Copy the data below exactly, omitting any picture it contains.
## START PROVIDED RECORDS
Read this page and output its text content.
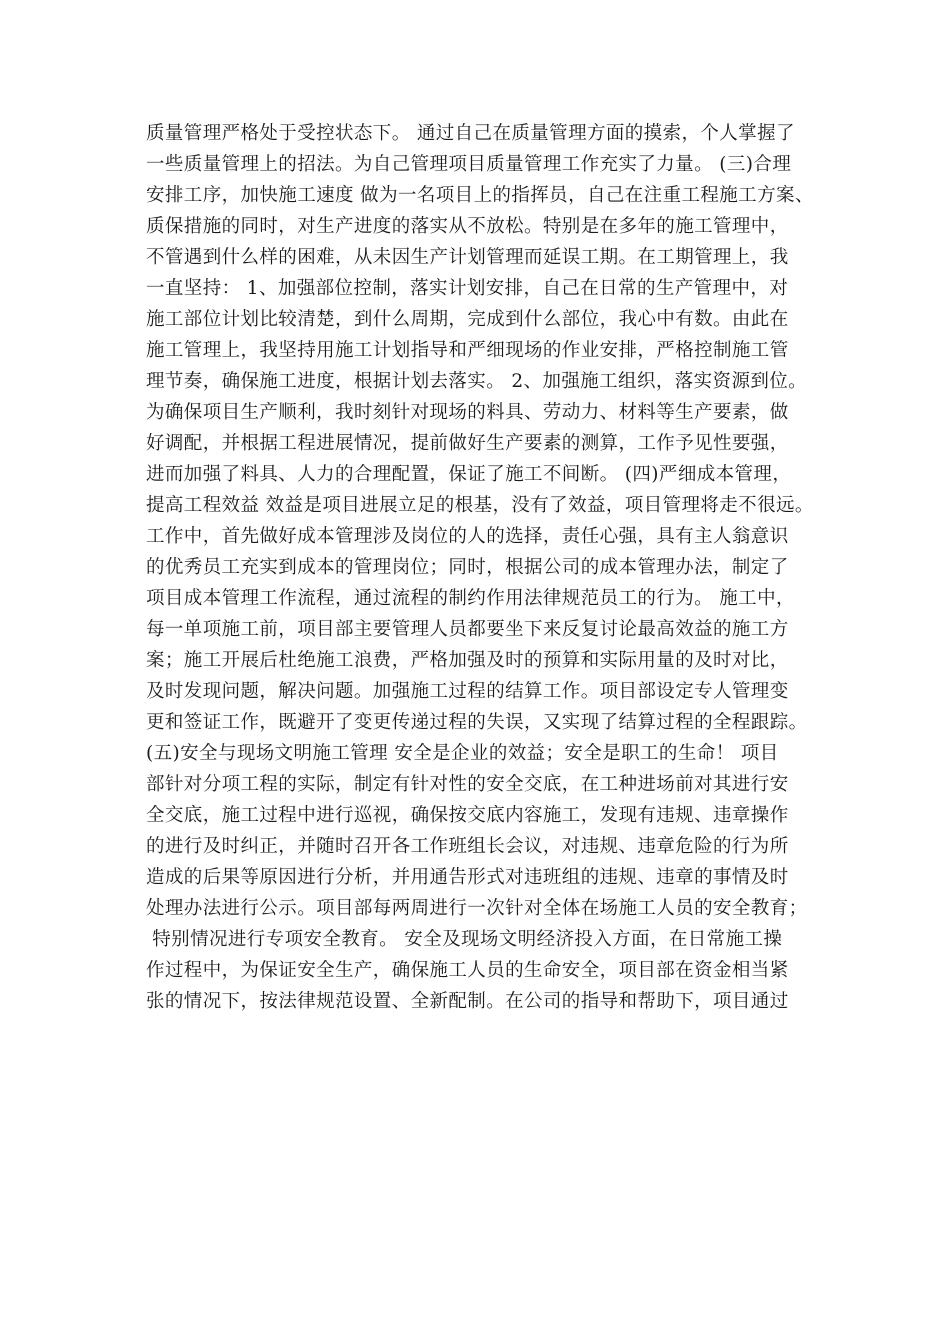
质量管理严格处于受控状态下。 通过自己在质量管理方面的摸索，个人掌握了
一些质量管理上的招法。为自己管理项目质量管理工作充实了力量。 (三)合理
安排工序，加快施工速度 做为一名项目上的指挥员，自己在注重工程施工方案、
质保措施的同时，对生产进度的落实从不放松。特别是在多年的施工管理中，
不管遇到什么样的困难，从未因生产计划管理而延误工期。在工期管理上，我
一直坚持： 1、加强部位控制，落实计划安排，自己在日常的生产管理中，对
施工部位计划比较清楚，到什么周期，完成到什么部位，我心中有数。由此在
施工管理上，我坚持用施工计划指导和严细现场的作业安排，严格控制施工管
理节奏，确保施工进度，根据计划去落实。 2、加强施工组织，落实资源到位。
为确保项目生产顺利，我时刻针对现场的料具、劳动力、材料等生产要素，做
好调配，并根据工程进展情况，提前做好生产要素的测算，工作予见性要强，
进而加强了料具、人力的合理配置，保证了施工不间断。 (四)严细成本管理，
提高工程效益 效益是项目进展立足的根基，没有了效益，项目管理将走不很远。
工作中，首先做好成本管理涉及岗位的人的选择，责任心强，具有主人翁意识
的优秀员工充实到成本的管理岗位；同时，根据公司的成本管理办法，制定了
项目成本管理工作流程，通过流程的制约作用法律规范员工的行为。 施工中，
每一单项施工前，项目部主要管理人员都要坐下来反复讨论最高效益的施工方
案；施工开展后杜绝施工浪费，严格加强及时的预算和实际用量的及时对比，
及时发现问题，解决问题。加强施工过程的结算工作。项目部设定专人管理变
更和签证工作，既避开了变更传递过程的失误，又实现了结算过程的全程跟踪。
(五)安全与现场文明施工管理 安全是企业的效益；安全是职工的生命！ 项目
部针对分项工程的实际，制定有针对性的安全交底，在工种进场前对其进行安
全交底，施工过程中进行巡视，确保按交底内容施工，发现有违规、违章操作
的进行及时纠正，并随时召开各工作班组长会议，对违规、违章危险的行为所
造成的后果等原因进行分析，并用通告形式对违班组的违规、违章的事情及时
处理办法进行公示。项目部每两周进行一次针对全体在场施工人员的安全教育；
特别情况进行专项安全教育。 安全及现场文明经济投入方面，在日常施工操
作过程中，为保证安全生产，确保施工人员的生命安全，项目部在资金相当紧
张的情况下，按法律规范设置、全新配制。在公司的指导和帮助下，项目通过
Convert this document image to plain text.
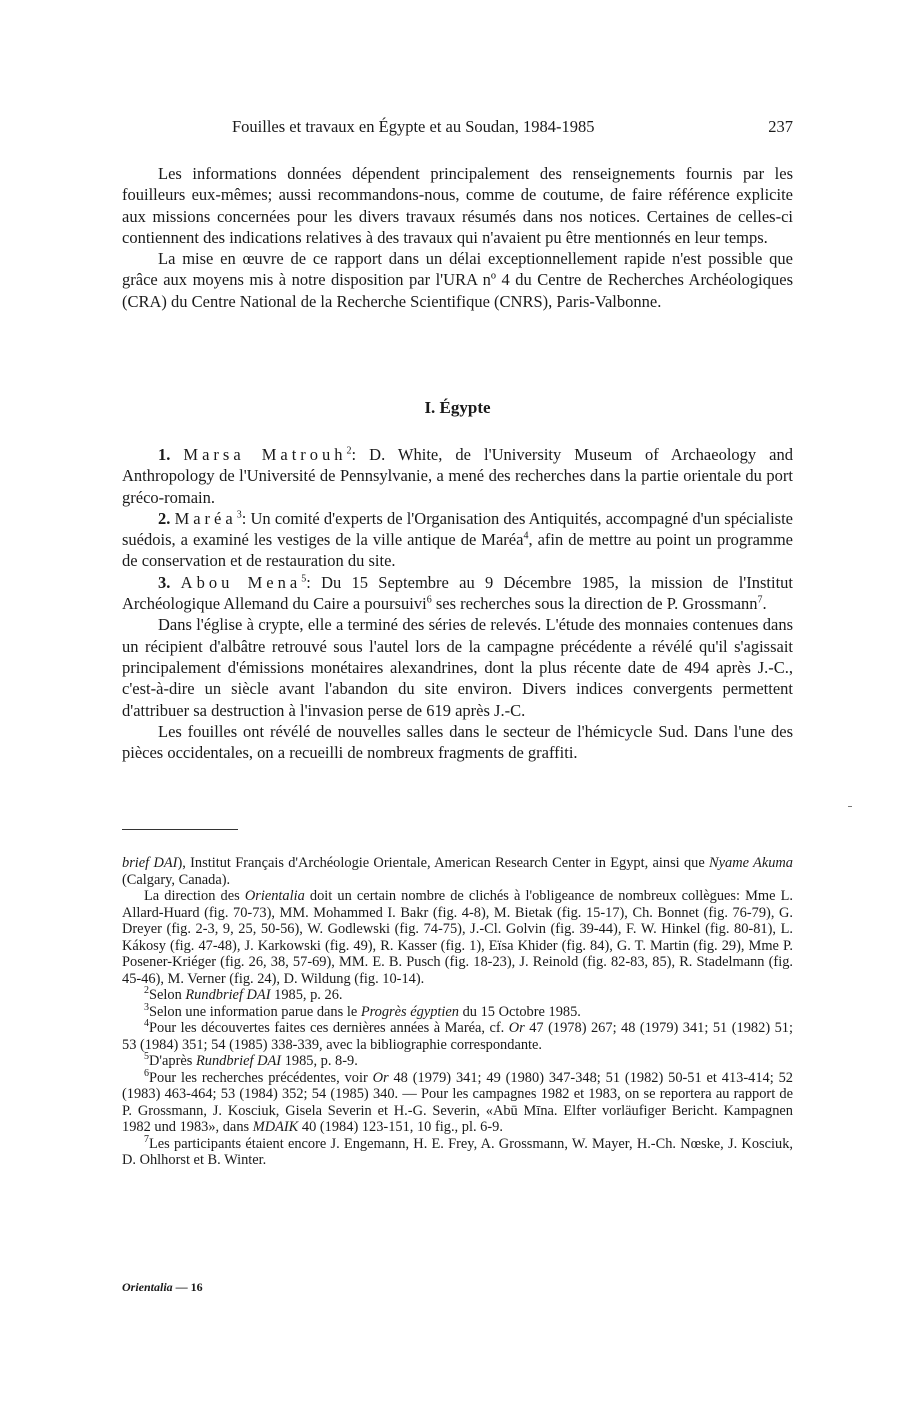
Fouilles et travaux en Égypte et au Soudan, 1984-1985	237

Les informations données dépendent principalement des renseignements fournis par les fouilleurs eux-mêmes; aussi recommandons-nous, comme de coutume, de faire référence explicite aux missions concernées pour les divers travaux résumés dans nos notices. Certaines de celles-ci contiennent des indications relatives à des travaux qui n'avaient pu être mentionnés en leur temps.

La mise en œuvre de ce rapport dans un délai exceptionnellement rapide n'est possible que grâce aux moyens mis à notre disposition par l'URA nº 4 du Centre de Recherches Archéologiques (CRA) du Centre National de la Recherche Scientifique (CNRS), Paris-Valbonne.

I. Égypte

1. Marsa Matrouh$^2$: D. White, de l'University Museum of Archaeology and Anthropology de l'Université de Pennsylvanie, a mené des recherches dans la partie orientale du port gréco-romain.

2. Maréa$^3$: Un comité d'experts de l'Organisation des Antiquités, accompagné d'un spécialiste suédois, a examiné les vestiges de la ville antique de Maréa$^4$, afin de mettre au point un programme de conservation et de restauration du site.

3. Abou Mena$^5$: Du 15 Septembre au 9 Décembre 1985, la mission de l'Institut Archéologique Allemand du Caire a poursuivi$^6$ ses recherches sous la direction de P. Grossmann$^7$.

Dans l'église à crypte, elle a terminé des séries de relevés. L'étude des monnaies contenues dans un récipient d'albâtre retrouvé sous l'autel lors de la campagne précédente a révélé qu'il s'agissait principalement d'émissions monétaires alexandrines, dont la plus récente date de 494 après J.-C., c'est-à-dire un siècle avant l'abandon du site environ. Divers indices convergents permettent d'attribuer sa destruction à l'invasion perse de 619 après J.-C.

Les fouilles ont révélé de nouvelles salles dans le secteur de l'hémicycle Sud. Dans l'une des pièces occidentales, on a recueilli de nombreux fragments de graffiti.

brief DAI), Institut Français d'Archéologie Orientale, American Research Center in Egypt, ainsi que Nyame Akuma (Calgary, Canada).

La direction des Orientalia doit un certain nombre de clichés à l'obligeance de nombreux collègues: Mme L. Allard-Huard (fig. 70-73), MM. Mohammed I. Bakr (fig. 4-8), M. Bietak (fig. 15-17), Ch. Bonnet (fig. 76-79), G. Dreyer (fig. 2-3, 9, 25, 50-56), W. Godlewski (fig. 74-75), J.-Cl. Golvin (fig. 39-44), F. W. Hinkel (fig. 80-81), L. Kákosy (fig. 47-48), J. Karkowski (fig. 49), R. Kasser (fig. 1), Eïsa Khider (fig. 84), G. T. Martin (fig. 29), Mme P. Posener-Kriéger (fig. 26, 38, 57-69), MM. E. B. Pusch (fig. 18-23), J. Reinold (fig. 82-83, 85), R. Stadelmann (fig. 45-46), M. Verner (fig. 24), D. Wildung (fig. 10-14).

$^2$Selon Rundbrief DAI 1985, p. 26.

$^3$Selon une information parue dans le Progrès égyptien du 15 Octobre 1985.

$^4$Pour les découvertes faites ces dernières années à Maréa, cf. Or 47 (1978) 267; 48 (1979) 341; 51 (1982) 51; 53 (1984) 351; 54 (1985) 338-339, avec la bibliographie correspondante.

$^5$D'après Rundbrief DAI 1985, p. 8-9.

$^6$Pour les recherches précédentes, voir Or 48 (1979) 341; 49 (1980) 347-348; 51 (1982) 50-51 et 413-414; 52 (1983) 463-464; 53 (1984) 352; 54 (1985) 340. — Pour les campagnes 1982 et 1983, on se reportera au rapport de P. Grossmann, J. Kosciuk, Gisela Severin et H.-G. Severin, «Abū Mīna. Elfter vorläufiger Bericht. Kampagnen 1982 und 1983», dans MDAIK 40 (1984) 123-151, 10 fig., pl. 6-9.

$^7$Les participants étaient encore J. Engemann, H. E. Frey, A. Grossmann, W. Mayer, H.-Ch. Nœske, J. Kosciuk, D. Ohlhorst et B. Winter.

Orientalia — 16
## END PROVIDED RECORDS
▸ **WRITTEN ANSWER**
Read this page and output its text content.
质量管理严格处于受控状态下。 通过自己在质量管理方面的摸索，个人掌握了
一些质量管理上的招法。为自己管理项目质量管理工作充实了力量。 (三)合理
安排工序，加快施工速度 做为一名项目上的指挥员，自己在注重工程施工方案、
质保措施的同时，对生产进度的落实从不放松。特别是在多年的施工管理中，
不管遇到什么样的困难，从未因生产计划管理而延误工期。在工期管理上，我
一直坚持： 1、加强部位控制，落实计划安排，自己在日常的生产管理中，对
施工部位计划比较清楚，到什么周期，完成到什么部位，我心中有数。由此在
施工管理上，我坚持用施工计划指导和严细现场的作业安排，严格控制施工管
理节奏，确保施工进度，根据计划去落实。 2、加强施工组织，落实资源到位。
为确保项目生产顺利，我时刻针对现场的料具、劳动力、材料等生产要素，做
好调配，并根据工程进展情况，提前做好生产要素的测算，工作予见性要强，
进而加强了料具、人力的合理配置，保证了施工不间断。 (四)严细成本管理，
提高工程效益 效益是项目进展立足的根基，没有了效益，项目管理将走不很远。
工作中，首先做好成本管理涉及岗位的人的选择，责任心强，具有主人翁意识
的优秀员工充实到成本的管理岗位；同时，根据公司的成本管理办法，制定了
项目成本管理工作流程，通过流程的制约作用法律规范员工的行为。 施工中，
每一单项施工前，项目部主要管理人员都要坐下来反复讨论最高效益的施工方
案；施工开展后杜绝施工浪费，严格加强及时的预算和实际用量的及时对比，
及时发现问题，解决问题。加强施工过程的结算工作。项目部设定专人管理变
更和签证工作，既避开了变更传递过程的失误，又实现了结算过程的全程跟踪。
(五)安全与现场文明施工管理 安全是企业的效益；安全是职工的生命！ 项目
部针对分项工程的实际，制定有针对性的安全交底，在工种进场前对其进行安
全交底，施工过程中进行巡视，确保按交底内容施工，发现有违规、违章操作
的进行及时纠正，并随时召开各工作班组长会议，对违规、违章危险的行为所
造成的后果等原因进行分析，并用通告形式对违班组的违规、违章的事情及时
处理办法进行公示。项目部每两周进行一次针对全体在场施工人员的安全教育；
特别情况进行专项安全教育。 安全及现场文明经济投入方面，在日常施工操
作过程中，为保证安全生产，确保施工人员的生命安全，项目部在资金相当紧
张的情况下，按法律规范设置、全新配制。在公司的指导和帮助下，项目通过
Convert this document image to plain text.
Fouilles et travaux en Égypte et au Soudan, 1984-1985	237

Les informations données dépendent principalement des renseignements fournis par les fouilleurs eux-mêmes; aussi recommandons-nous, comme de coutume, de faire référence explicite aux missions concernées pour les divers travaux résumés dans nos notices. Certaines de celles-ci contiennent des indications relatives à des travaux qui n'avaient pu être mentionnés en leur temps.

La mise en œuvre de ce rapport dans un délai exceptionnellement rapide n'est possible que grâce aux moyens mis à notre disposition par l'URA nº 4 du Centre de Recherches Archéologiques (CRA) du Centre National de la Recherche Scientifique (CNRS), Paris-Valbonne.

I. Égypte

1. Marsa Matrouh$^2$: D. White, de l'University Museum of Archaeology and Anthropology de l'Université de Pennsylvanie, a mené des recherches dans la partie orientale du port gréco-romain.

2. Maréa$^3$: Un comité d'experts de l'Organisation des Antiquités, accompagné d'un spécialiste suédois, a examiné les vestiges de la ville antique de Maréa$^4$, afin de mettre au point un programme de conservation et de restauration du site.

3. Abou Mena$^5$: Du 15 Septembre au 9 Décembre 1985, la mission de l'Institut Archéologique Allemand du Caire a poursuivi$^6$ ses recherches sous la direction de P. Grossmann$^7$.

Dans l'église à crypte, elle a terminé des séries de relevés. L'étude des monnaies contenues dans un récipient d'albâtre retrouvé sous l'autel lors de la campagne précédente a révélé qu'il s'agissait principalement d'émissions monétaires alexandrines, dont la plus récente date de 494 après J.-C., c'est-à-dire un siècle avant l'abandon du site environ. Divers indices convergents permettent d'attribuer sa destruction à l'invasion perse de 619 après J.-C.

Les fouilles ont révélé de nouvelles salles dans le secteur de l'hémicycle Sud. Dans l'une des pièces occidentales, on a recueilli de nombreux fragments de graffiti.

brief DAI), Institut Français d'Archéologie Orientale, American Research Center in Egypt, ainsi que Nyame Akuma (Calgary, Canada).

La direction des Orientalia doit un certain nombre de clichés à l'obligeance de nombreux collègues: Mme L. Allard-Huard (fig. 70-73), MM. Mohammed I. Bakr (fig. 4-8), M. Bietak (fig. 15-17), Ch. Bonnet (fig. 76-79), G. Dreyer (fig. 2-3, 9, 25, 50-56), W. Godlewski (fig. 74-75), J.-Cl. Golvin (fig. 39-44), F. W. Hinkel (fig. 80-81), L. Kákosy (fig. 47-48), J. Karkowski (fig. 49), R. Kasser (fig. 1), Eïsa Khider (fig. 84), G. T. Martin (fig. 29), Mme P. Posener-Kriéger (fig. 26, 38, 57-69), MM. E. B. Pusch (fig. 18-23), J. Reinold (fig. 82-83, 85), R. Stadelmann (fig. 45-46), M. Verner (fig. 24), D. Wildung (fig. 10-14).

$^2$Selon Rundbrief DAI 1985, p. 26.

$^3$Selon une information parue dans le Progrès égyptien du 15 Octobre 1985.

$^4$Pour les découvertes faites ces dernières années à Maréa, cf. Or 47 (1978) 267; 48 (1979) 341; 51 (1982) 51; 53 (1984) 351; 54 (1985) 338-339, avec la bibliographie correspondante.

$^5$D'après Rundbrief DAI 1985, p. 8-9.

$^6$Pour les recherches précédentes, voir Or 48 (1979) 341; 49 (1980) 347-348; 51 (1982) 50-51 et 413-414; 52 (1983) 463-464; 53 (1984) 352; 54 (1985) 340. — Pour les campagnes 1982 et 1983, on se reportera au rapport de P. Grossmann, J. Kosciuk, Gisela Severin et H.-G. Severin, «Abū Mīna. Elfter vorläufiger Bericht. Kampagnen 1982 und 1983», dans MDAIK 40 (1984) 123-151, 10 fig., pl. 6-9.

$^7$Les participants étaient encore J. Engemann, H. E. Frey, A. Grossmann, W. Mayer, H.-Ch. Nœske, J. Kosciuk, D. Ohlhorst et B. Winter.

Orientalia — 16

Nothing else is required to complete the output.